Which lines in the records below contain the word "JSON"? Copy each of them.

+ + + + + + +

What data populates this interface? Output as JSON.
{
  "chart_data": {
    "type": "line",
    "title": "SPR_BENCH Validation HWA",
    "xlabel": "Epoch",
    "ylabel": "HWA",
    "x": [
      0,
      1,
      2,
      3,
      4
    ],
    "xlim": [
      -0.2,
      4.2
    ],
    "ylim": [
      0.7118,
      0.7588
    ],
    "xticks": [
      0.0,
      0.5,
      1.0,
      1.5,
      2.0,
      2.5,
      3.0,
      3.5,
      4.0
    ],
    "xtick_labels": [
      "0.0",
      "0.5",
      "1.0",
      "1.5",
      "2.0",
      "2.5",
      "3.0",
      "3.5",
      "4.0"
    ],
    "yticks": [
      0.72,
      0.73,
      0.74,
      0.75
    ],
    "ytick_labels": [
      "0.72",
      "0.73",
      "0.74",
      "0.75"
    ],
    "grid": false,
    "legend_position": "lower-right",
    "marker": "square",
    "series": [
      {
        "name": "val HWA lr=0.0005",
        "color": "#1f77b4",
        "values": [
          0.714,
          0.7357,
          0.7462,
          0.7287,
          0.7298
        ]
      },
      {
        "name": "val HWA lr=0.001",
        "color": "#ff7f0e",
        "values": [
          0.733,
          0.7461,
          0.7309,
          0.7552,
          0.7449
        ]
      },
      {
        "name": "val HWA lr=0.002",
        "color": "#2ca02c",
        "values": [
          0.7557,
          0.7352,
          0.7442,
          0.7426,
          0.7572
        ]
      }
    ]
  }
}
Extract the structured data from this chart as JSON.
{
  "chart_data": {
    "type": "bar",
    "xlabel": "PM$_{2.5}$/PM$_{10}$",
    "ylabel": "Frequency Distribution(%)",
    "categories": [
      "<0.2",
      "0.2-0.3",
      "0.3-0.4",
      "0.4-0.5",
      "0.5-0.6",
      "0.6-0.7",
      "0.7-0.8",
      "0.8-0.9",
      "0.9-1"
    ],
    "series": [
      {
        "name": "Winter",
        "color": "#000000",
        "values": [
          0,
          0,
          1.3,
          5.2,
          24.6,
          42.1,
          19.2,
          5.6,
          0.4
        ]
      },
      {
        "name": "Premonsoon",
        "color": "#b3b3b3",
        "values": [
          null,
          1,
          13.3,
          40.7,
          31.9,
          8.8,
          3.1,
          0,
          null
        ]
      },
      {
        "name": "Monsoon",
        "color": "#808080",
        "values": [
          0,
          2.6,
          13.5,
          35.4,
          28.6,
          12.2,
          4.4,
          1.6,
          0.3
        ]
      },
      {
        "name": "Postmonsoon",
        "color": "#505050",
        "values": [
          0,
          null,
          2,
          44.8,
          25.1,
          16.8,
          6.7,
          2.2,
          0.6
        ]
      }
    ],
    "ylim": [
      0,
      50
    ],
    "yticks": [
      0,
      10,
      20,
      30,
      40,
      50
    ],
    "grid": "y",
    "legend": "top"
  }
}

+ + + + + + +

## Exercise solution
What data populates this interface? Output as JSON.
Extract the structured data from this chart as JSON.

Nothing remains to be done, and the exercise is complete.